> Data entries for graphics:

◆ ◆ ◆ ◆ ◆

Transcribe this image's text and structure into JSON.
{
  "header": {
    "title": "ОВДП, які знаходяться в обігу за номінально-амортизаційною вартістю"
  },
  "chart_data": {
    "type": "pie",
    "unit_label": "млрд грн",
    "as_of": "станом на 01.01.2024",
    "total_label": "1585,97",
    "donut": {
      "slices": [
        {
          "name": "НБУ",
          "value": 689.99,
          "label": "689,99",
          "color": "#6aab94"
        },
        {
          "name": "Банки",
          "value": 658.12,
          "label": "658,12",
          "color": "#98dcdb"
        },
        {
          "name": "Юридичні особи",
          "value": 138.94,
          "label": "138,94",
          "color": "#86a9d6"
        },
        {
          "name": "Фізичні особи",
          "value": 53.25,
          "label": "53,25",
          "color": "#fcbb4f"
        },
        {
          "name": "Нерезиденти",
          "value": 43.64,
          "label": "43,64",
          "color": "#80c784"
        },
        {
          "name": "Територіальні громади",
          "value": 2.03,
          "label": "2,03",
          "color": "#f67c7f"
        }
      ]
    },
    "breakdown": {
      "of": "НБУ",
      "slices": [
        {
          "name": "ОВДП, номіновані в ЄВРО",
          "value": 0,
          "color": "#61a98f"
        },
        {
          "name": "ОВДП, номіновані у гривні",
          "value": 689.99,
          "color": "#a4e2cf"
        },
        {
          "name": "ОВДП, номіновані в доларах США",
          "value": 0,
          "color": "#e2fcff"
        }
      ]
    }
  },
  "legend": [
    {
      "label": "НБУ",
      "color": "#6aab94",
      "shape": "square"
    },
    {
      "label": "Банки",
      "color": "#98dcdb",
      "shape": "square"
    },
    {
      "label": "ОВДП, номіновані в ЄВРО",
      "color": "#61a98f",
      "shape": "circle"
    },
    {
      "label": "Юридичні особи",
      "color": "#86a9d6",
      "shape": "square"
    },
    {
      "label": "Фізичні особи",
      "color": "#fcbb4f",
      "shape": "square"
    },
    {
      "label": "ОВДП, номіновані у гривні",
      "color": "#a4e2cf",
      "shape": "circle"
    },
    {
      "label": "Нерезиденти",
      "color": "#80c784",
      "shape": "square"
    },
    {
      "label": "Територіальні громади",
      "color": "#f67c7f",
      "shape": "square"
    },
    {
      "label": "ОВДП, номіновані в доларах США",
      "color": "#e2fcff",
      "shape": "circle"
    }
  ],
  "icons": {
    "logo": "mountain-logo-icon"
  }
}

◆ ◆ ◆ ◆ ◆

> Task: Produce an exact copy of all the records.

> Response:
Transcribe this image's text and structure into JSON.
{
  "header": {
    "title": "ОВДП, які знаходяться в обігу за номінально-амортизаційною вартістю"
  },
  "chart_data": {
    "type": "pie",
    "unit_label": "млрд грн",
    "as_of": "станом на 01.01.2024",
    "total_label": "1585,97",
    "donut": {
      "slices": [
        {
          "name": "НБУ",
          "value": 689.99,
          "label": "689,99",
          "color": "#6aab94"
        },
        {
          "name": "Банки",
          "value": 658.12,
          "label": "658,12",
          "color": "#98dcdb"
        },
        {
          "name": "Юридичні особи",
          "value": 138.94,
          "label": "138,94",
          "color": "#86a9d6"
        },
        {
          "name": "Фізичні особи",
          "value": 53.25,
          "label": "53,25",
          "color": "#fcbb4f"
        },
        {
          "name": "Нерезиденти",
          "value": 43.64,
          "label": "43,64",
          "color": "#80c784"
        },
        {
          "name": "Територіальні громади",
          "value": 2.03,
          "label": "2,03",
          "color": "#f67c7f"
        }
      ]
    },
    "breakdown": {
      "of": "НБУ",
      "slices": [
        {
          "name": "ОВДП, номіновані в ЄВРО",
          "value": 0,
          "color": "#61a98f"
        },
        {
          "name": "ОВДП, номіновані у гривні",
          "value": 689.99,
          "color": "#a4e2cf"
        },
        {
          "name": "ОВДП, номіновані в доларах США",
          "value": 0,
          "color": "#e2fcff"
        }
      ]
    }
  },
  "legend": [
    {
      "label": "НБУ",
      "color": "#6aab94",
      "shape": "square"
    },
    {
      "label": "Банки",
      "color": "#98dcdb",
      "shape": "square"
    },
    {
      "label": "ОВДП, номіновані в ЄВРО",
      "color": "#61a98f",
      "shape": "circle"
    },
    {
      "label": "Юридичні особи",
      "color": "#86a9d6",
      "shape": "square"
    },
    {
      "label": "Фізичні особи",
      "color": "#fcbb4f",
      "shape": "square"
    },
    {
      "label": "ОВДП, номіновані у гривні",
      "color": "#a4e2cf",
      "shape": "circle"
    },
    {
      "label": "Нерезиденти",
      "color": "#80c784",
      "shape": "square"
    },
    {
      "label": "Територіальні громади",
      "color": "#f67c7f",
      "shape": "square"
    },
    {
      "label": "ОВДП, номіновані в доларах США",
      "color": "#e2fcff",
      "shape": "circle"
    }
  ],
  "icons": {
    "logo": "mountain-logo-icon"
  }
}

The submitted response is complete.